#### [Direction]
Locate the word "year" in the data below, then copy every line that holds it.

#### [Data provided]
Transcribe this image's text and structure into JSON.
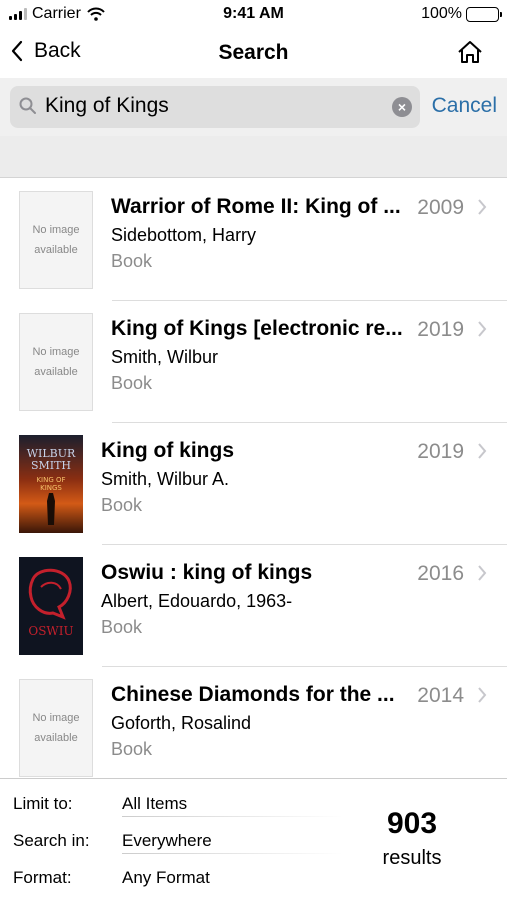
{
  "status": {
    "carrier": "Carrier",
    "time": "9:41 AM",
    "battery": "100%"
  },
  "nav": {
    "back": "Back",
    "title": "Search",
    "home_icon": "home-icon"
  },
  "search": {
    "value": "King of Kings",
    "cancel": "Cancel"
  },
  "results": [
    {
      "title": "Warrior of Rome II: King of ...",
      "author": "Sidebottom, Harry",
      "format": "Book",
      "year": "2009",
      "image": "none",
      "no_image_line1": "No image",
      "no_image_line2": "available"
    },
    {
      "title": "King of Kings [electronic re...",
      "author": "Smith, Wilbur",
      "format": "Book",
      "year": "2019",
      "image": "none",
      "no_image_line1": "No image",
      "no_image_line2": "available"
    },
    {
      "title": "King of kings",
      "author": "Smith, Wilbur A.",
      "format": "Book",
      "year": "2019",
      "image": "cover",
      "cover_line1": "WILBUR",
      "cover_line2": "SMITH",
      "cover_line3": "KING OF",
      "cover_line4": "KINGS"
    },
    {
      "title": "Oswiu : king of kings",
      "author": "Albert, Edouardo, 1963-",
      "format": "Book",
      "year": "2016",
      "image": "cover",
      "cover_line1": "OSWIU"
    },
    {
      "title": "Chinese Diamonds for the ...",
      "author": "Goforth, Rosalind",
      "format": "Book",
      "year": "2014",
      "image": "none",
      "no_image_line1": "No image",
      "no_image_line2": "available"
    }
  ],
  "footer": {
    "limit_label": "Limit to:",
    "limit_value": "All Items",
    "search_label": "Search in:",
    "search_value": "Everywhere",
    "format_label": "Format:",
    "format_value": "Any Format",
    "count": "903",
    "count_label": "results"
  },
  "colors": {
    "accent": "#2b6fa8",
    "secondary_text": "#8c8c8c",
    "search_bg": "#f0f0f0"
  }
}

--

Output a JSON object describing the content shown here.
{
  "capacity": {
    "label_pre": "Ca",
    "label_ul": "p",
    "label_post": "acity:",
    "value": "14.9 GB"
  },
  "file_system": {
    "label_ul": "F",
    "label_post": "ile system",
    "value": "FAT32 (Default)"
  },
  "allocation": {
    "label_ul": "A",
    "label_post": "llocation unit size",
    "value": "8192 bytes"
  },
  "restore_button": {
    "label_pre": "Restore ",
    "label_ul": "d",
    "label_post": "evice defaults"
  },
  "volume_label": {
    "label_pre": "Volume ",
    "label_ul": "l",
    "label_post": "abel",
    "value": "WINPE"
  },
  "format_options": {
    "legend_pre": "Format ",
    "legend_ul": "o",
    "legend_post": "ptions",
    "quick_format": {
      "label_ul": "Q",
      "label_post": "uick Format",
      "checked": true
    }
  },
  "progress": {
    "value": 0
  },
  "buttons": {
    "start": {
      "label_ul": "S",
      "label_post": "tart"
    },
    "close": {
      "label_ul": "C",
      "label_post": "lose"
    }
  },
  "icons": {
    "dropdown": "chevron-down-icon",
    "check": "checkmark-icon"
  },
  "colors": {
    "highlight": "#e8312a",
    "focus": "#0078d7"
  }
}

---

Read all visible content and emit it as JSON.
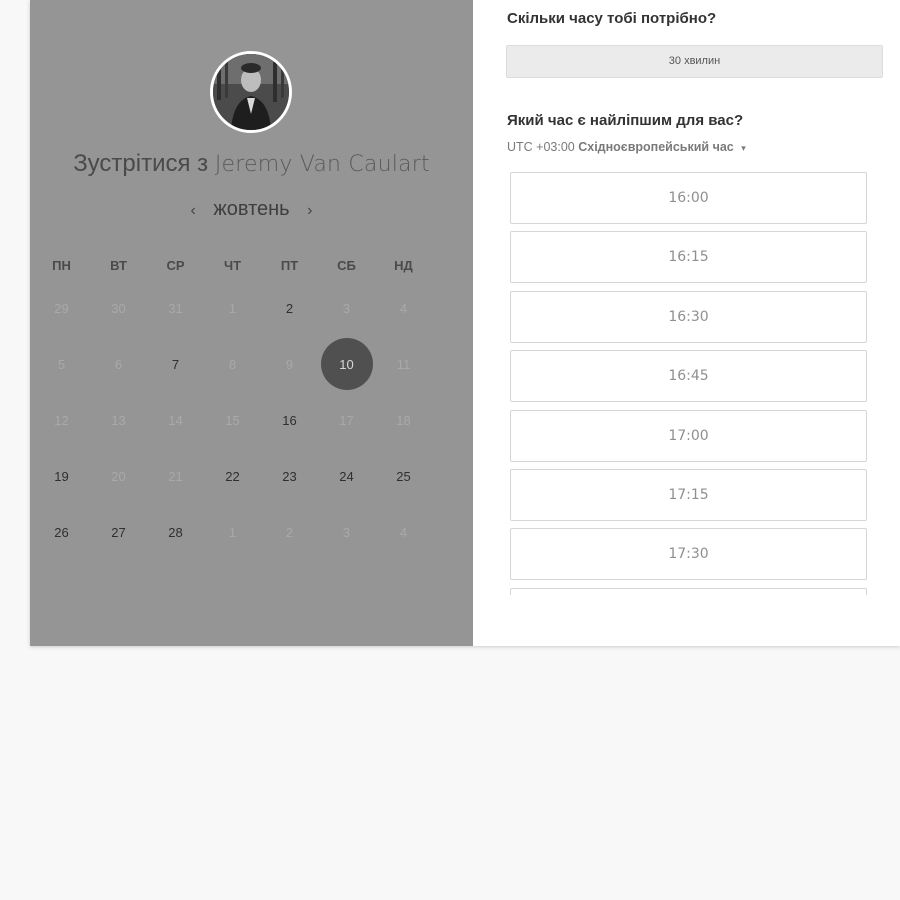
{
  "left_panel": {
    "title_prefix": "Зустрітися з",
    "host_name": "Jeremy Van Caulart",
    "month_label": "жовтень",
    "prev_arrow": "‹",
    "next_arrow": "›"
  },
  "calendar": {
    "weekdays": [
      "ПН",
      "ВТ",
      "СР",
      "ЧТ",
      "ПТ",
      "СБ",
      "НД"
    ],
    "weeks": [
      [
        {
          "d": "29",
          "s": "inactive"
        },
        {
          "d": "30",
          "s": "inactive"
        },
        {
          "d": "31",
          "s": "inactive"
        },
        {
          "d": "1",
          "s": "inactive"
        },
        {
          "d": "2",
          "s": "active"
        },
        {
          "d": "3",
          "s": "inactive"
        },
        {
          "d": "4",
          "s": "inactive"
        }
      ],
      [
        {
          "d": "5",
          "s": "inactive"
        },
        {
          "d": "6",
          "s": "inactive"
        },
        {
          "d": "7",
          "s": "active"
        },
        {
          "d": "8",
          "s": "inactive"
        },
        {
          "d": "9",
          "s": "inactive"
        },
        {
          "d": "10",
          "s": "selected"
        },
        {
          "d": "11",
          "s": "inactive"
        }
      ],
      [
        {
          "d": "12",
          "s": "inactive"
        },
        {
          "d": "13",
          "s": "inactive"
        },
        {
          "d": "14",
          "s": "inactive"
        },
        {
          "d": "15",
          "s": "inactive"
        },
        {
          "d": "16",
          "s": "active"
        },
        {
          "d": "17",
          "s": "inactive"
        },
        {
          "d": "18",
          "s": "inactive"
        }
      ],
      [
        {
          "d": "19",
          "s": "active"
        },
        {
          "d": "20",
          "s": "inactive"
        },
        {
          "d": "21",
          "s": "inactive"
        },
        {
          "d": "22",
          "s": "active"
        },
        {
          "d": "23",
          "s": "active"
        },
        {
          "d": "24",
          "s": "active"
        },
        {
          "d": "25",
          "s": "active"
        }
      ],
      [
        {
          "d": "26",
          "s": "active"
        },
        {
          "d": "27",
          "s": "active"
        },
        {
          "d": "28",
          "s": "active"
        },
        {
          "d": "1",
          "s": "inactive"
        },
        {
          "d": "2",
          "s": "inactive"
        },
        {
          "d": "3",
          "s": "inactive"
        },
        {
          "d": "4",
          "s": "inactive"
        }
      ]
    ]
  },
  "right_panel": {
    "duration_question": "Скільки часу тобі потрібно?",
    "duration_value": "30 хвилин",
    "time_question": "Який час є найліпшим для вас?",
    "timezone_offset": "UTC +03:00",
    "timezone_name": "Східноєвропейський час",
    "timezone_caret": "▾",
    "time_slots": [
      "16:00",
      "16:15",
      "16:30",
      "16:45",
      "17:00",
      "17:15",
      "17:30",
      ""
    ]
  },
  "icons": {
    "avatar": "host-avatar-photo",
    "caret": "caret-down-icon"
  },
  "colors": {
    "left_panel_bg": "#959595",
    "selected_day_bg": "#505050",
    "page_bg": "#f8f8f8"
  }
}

#### [Output for this task]
      "year": "2009",
      "year": "2019",
      "year": "2019",
      "year": "2016",
      "year": "2014",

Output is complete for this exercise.